DESCRIPTION OF THE TASK |
Return all of the data exactly as written, without the pictures.

INPUT RECORDS |
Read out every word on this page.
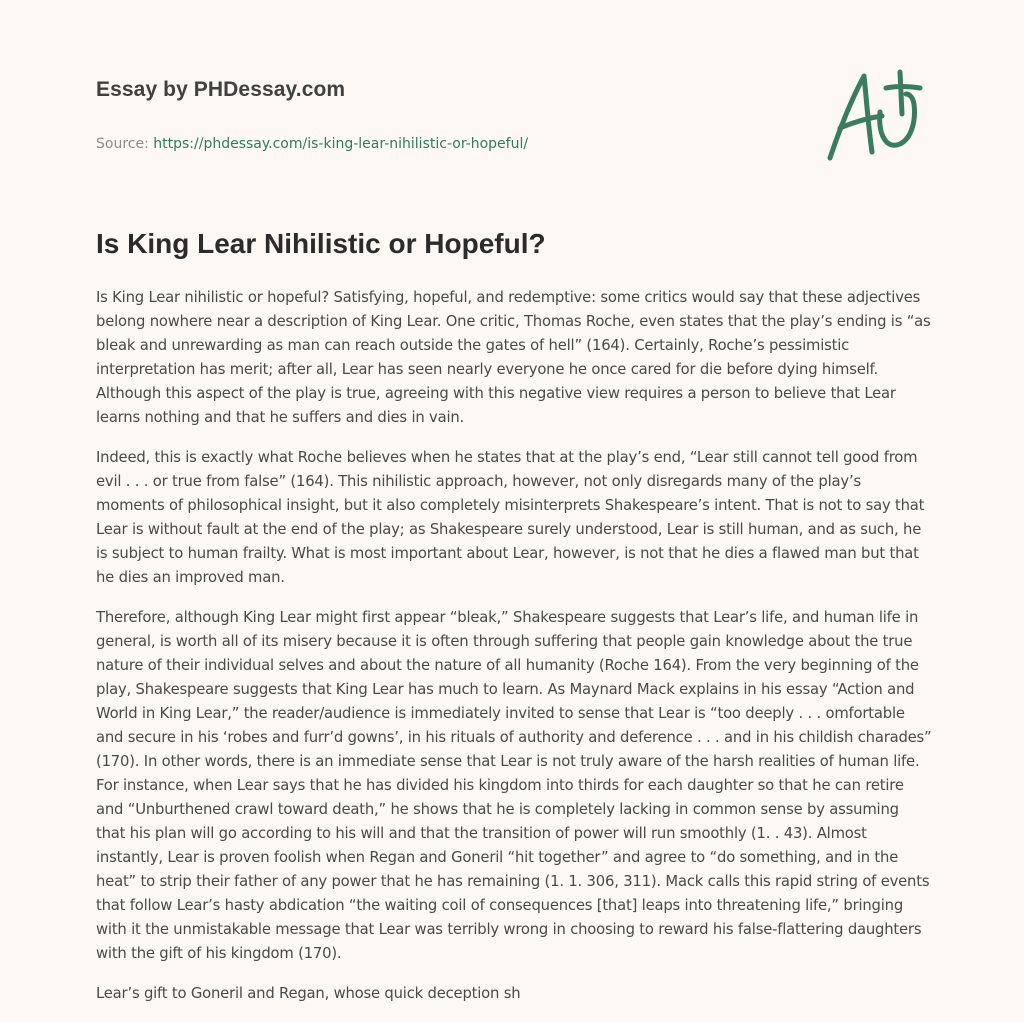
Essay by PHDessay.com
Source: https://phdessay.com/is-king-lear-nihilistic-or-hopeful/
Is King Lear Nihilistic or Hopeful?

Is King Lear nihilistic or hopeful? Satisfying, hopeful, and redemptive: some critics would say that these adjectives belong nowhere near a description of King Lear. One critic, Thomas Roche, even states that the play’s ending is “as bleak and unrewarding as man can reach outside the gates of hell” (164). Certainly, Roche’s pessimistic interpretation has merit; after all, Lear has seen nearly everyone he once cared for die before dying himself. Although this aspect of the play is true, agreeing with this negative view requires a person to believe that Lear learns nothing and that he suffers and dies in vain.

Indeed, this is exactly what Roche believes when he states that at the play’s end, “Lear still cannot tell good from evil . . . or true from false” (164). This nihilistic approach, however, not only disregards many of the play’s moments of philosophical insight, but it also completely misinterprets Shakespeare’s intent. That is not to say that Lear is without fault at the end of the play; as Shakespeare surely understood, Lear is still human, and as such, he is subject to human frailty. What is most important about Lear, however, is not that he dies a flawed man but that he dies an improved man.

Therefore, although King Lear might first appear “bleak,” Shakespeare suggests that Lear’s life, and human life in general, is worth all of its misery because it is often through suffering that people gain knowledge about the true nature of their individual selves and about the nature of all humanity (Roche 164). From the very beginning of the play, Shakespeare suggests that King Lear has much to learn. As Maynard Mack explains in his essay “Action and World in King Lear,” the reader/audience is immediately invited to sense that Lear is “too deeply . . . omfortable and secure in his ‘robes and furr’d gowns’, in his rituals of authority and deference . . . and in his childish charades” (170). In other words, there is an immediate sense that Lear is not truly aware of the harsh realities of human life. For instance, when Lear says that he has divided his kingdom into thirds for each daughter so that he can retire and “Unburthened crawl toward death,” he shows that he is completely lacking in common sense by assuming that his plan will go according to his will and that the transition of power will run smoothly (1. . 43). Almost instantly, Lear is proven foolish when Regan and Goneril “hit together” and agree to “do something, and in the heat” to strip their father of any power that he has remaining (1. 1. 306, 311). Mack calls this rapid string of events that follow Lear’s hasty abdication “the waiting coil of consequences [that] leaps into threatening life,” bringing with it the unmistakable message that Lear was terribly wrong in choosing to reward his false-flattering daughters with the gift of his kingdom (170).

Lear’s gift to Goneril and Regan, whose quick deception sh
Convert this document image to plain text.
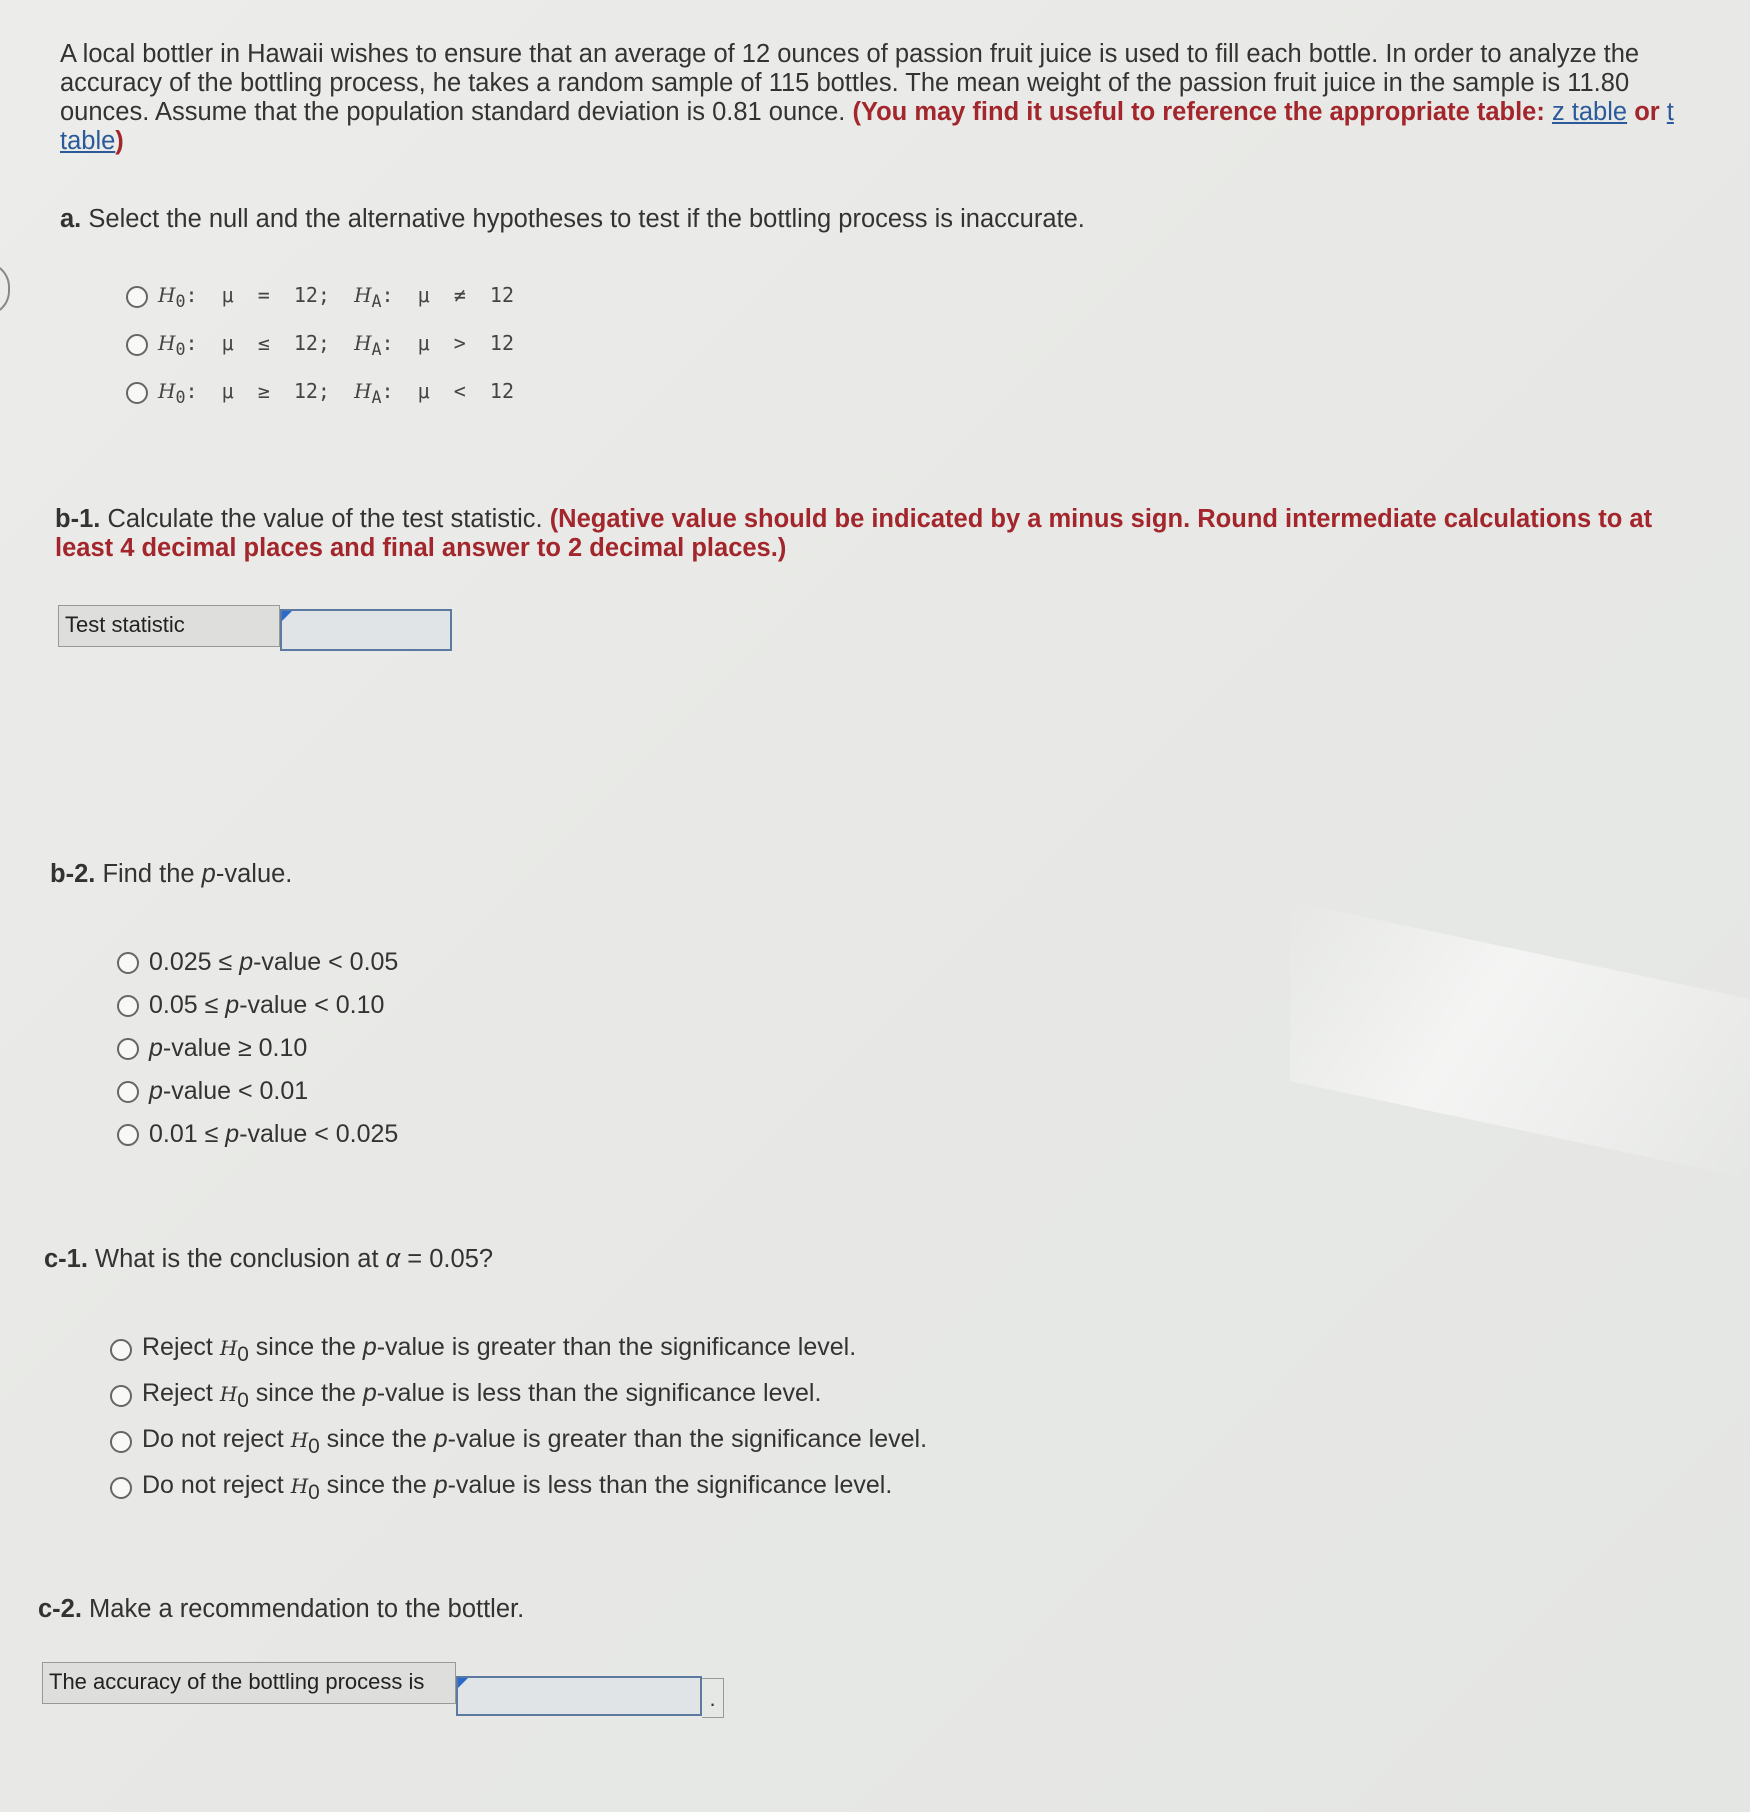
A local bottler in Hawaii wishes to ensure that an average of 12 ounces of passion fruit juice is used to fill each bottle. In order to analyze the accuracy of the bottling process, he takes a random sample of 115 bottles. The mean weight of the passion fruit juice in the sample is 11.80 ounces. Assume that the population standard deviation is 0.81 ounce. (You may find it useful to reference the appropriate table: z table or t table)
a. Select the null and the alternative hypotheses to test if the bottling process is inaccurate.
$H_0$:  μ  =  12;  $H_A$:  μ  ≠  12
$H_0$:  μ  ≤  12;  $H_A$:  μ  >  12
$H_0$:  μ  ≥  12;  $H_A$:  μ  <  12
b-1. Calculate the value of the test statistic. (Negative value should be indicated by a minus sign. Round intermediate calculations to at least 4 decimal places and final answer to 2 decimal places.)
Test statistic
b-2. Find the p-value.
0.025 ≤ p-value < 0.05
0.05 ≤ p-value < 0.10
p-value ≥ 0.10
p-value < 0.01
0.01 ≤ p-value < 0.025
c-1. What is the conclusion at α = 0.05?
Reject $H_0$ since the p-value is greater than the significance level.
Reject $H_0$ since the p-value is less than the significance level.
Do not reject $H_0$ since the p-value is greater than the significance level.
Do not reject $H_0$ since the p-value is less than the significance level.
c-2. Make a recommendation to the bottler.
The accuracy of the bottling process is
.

WRITTEN RESPONSE |
Read out every word on this page.
Essay by PHDessay.com
Source: https://phdessay.com/is-king-lear-nihilistic-or-hopeful/
Is King Lear Nihilistic or Hopeful?

Is King Lear nihilistic or hopeful? Satisfying, hopeful, and redemptive: some critics would say that these adjectives belong nowhere near a description of King Lear. One critic, Thomas Roche, even states that the play’s ending is “as bleak and unrewarding as man can reach outside the gates of hell” (164). Certainly, Roche’s pessimistic interpretation has merit; after all, Lear has seen nearly everyone he once cared for die before dying himself. Although this aspect of the play is true, agreeing with this negative view requires a person to believe that Lear learns nothing and that he suffers and dies in vain.

Indeed, this is exactly what Roche believes when he states that at the play’s end, “Lear still cannot tell good from evil . . . or true from false” (164). This nihilistic approach, however, not only disregards many of the play’s moments of philosophical insight, but it also completely misinterprets Shakespeare’s intent. That is not to say that Lear is without fault at the end of the play; as Shakespeare surely understood, Lear is still human, and as such, he is subject to human frailty. What is most important about Lear, however, is not that he dies a flawed man but that he dies an improved man.

Therefore, although King Lear might first appear “bleak,” Shakespeare suggests that Lear’s life, and human life in general, is worth all of its misery because it is often through suffering that people gain knowledge about the true nature of their individual selves and about the nature of all humanity (Roche 164). From the very beginning of the play, Shakespeare suggests that King Lear has much to learn. As Maynard Mack explains in his essay “Action and World in King Lear,” the reader/audience is immediately invited to sense that Lear is “too deeply . . . omfortable and secure in his ‘robes and furr’d gowns’, in his rituals of authority and deference . . . and in his childish charades” (170). In other words, there is an immediate sense that Lear is not truly aware of the harsh realities of human life. For instance, when Lear says that he has divided his kingdom into thirds for each daughter so that he can retire and “Unburthened crawl toward death,” he shows that he is completely lacking in common sense by assuming that his plan will go according to his will and that the transition of power will run smoothly (1. . 43). Almost instantly, Lear is proven foolish when Regan and Goneril “hit together” and agree to “do something, and in the heat” to strip their father of any power that he has remaining (1. 1. 306, 311). Mack calls this rapid string of events that follow Lear’s hasty abdication “the waiting coil of consequences [that] leaps into threatening life,” bringing with it the unmistakable message that Lear was terribly wrong in choosing to reward his false-flattering daughters with the gift of his kingdom (170).

Lear’s gift to Goneril and Regan, whose quick deception sh
Convert this document image to plain text.
A local bottler in Hawaii wishes to ensure that an average of 12 ounces of passion fruit juice is used to fill each bottle. In order to analyze the accuracy of the bottling process, he takes a random sample of 115 bottles. The mean weight of the passion fruit juice in the sample is 11.80 ounces. Assume that the population standard deviation is 0.81 ounce. (You may find it useful to reference the appropriate table: z table or t table)
a. Select the null and the alternative hypotheses to test if the bottling process is inaccurate.
$H_0$:  μ  =  12;  $H_A$:  μ  ≠  12
$H_0$:  μ  ≤  12;  $H_A$:  μ  >  12
$H_0$:  μ  ≥  12;  $H_A$:  μ  <  12
b-1. Calculate the value of the test statistic. (Negative value should be indicated by a minus sign. Round intermediate calculations to at least 4 decimal places and final answer to 2 decimal places.)
Test statistic
b-2. Find the p-value.
0.025 ≤ p-value < 0.05
0.05 ≤ p-value < 0.10
p-value ≥ 0.10
p-value < 0.01
0.01 ≤ p-value < 0.025
c-1. What is the conclusion at α = 0.05?
Reject $H_0$ since the p-value is greater than the significance level.
Reject $H_0$ since the p-value is less than the significance level.
Do not reject $H_0$ since the p-value is greater than the significance level.
Do not reject $H_0$ since the p-value is less than the significance level.
c-2. Make a recommendation to the bottler.
The accuracy of the bottling process is
.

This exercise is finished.